Exercise details =>
Return all of the data exactly, with nothing left out but the pictures.

Data records =>
<<<<
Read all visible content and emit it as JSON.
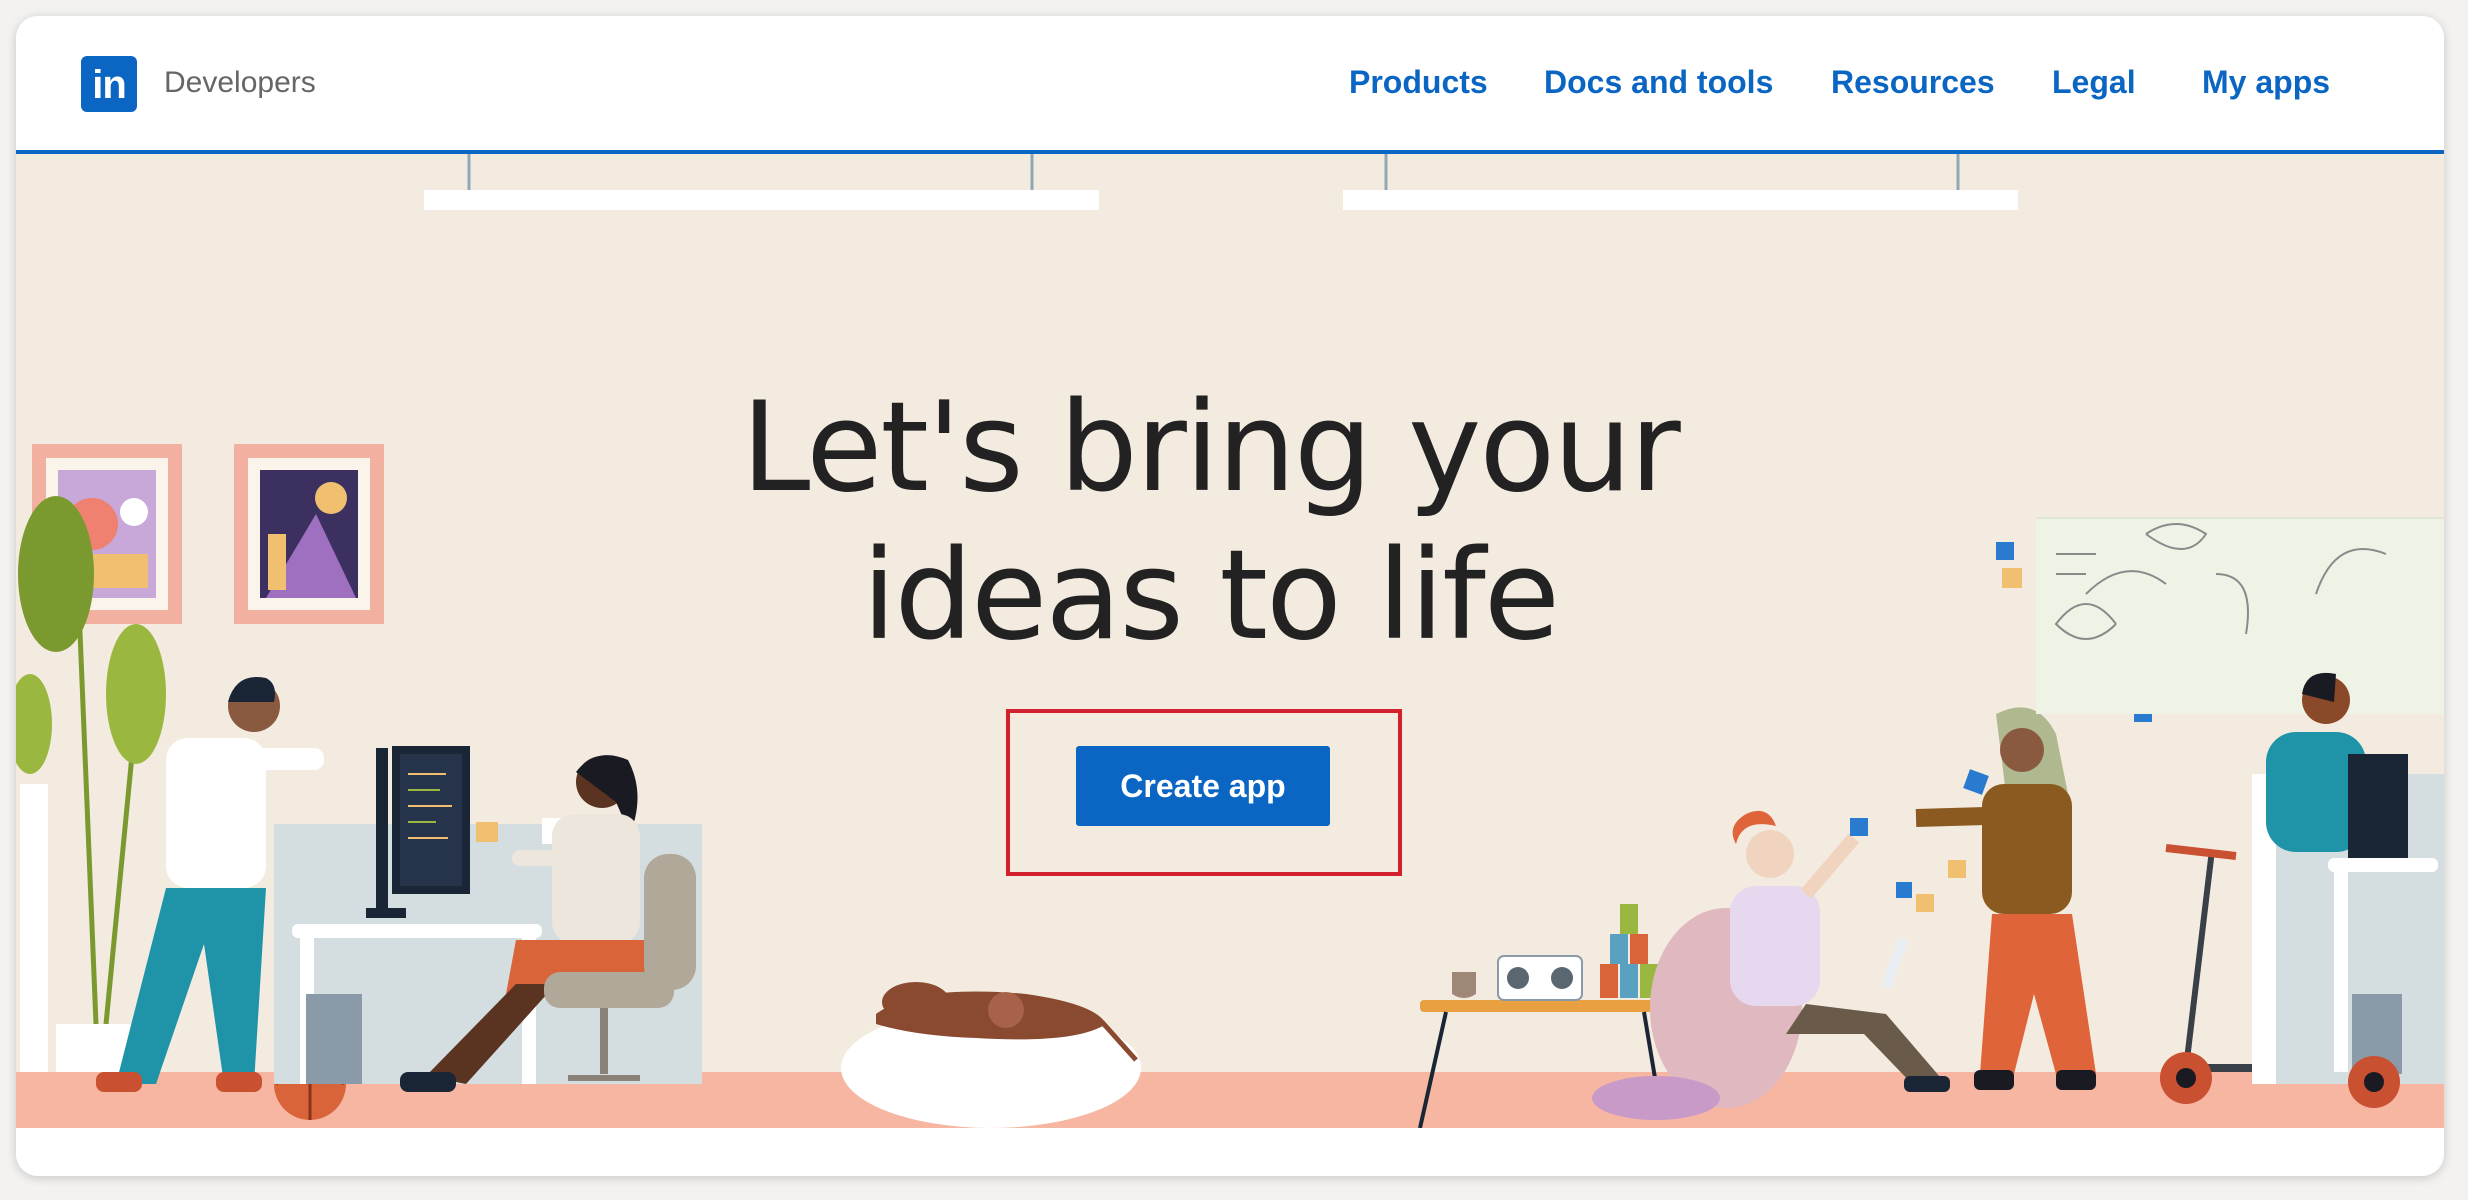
{
  "header": {
    "brand": "Developers",
    "logo_text": "in",
    "nav": [
      "Products",
      "Docs and tools",
      "Resources",
      "Legal",
      "My apps"
    ]
  },
  "hero": {
    "title_line1": "Let's bring your",
    "title_line2": "ideas to life",
    "cta_label": "Create app"
  },
  "colors": {
    "accent": "#0a66c2",
    "hero_background": "#f4ebe0",
    "highlight": "#d2202f"
  }
}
>>>>
Exercise answer =>
Read all visible content and emit it as JSON.
{
  "header": {
    "brand": "Developers",
    "logo_text": "in",
    "nav": [
      "Products",
      "Docs and tools",
      "Resources",
      "Legal",
      "My apps"
    ]
  },
  "hero": {
    "title_line1": "Let's bring your",
    "title_line2": "ideas to life",
    "cta_label": "Create app"
  },
  "colors": {
    "accent": "#0a66c2",
    "hero_background": "#f4ebe0",
    "highlight": "#d2202f"
  }
}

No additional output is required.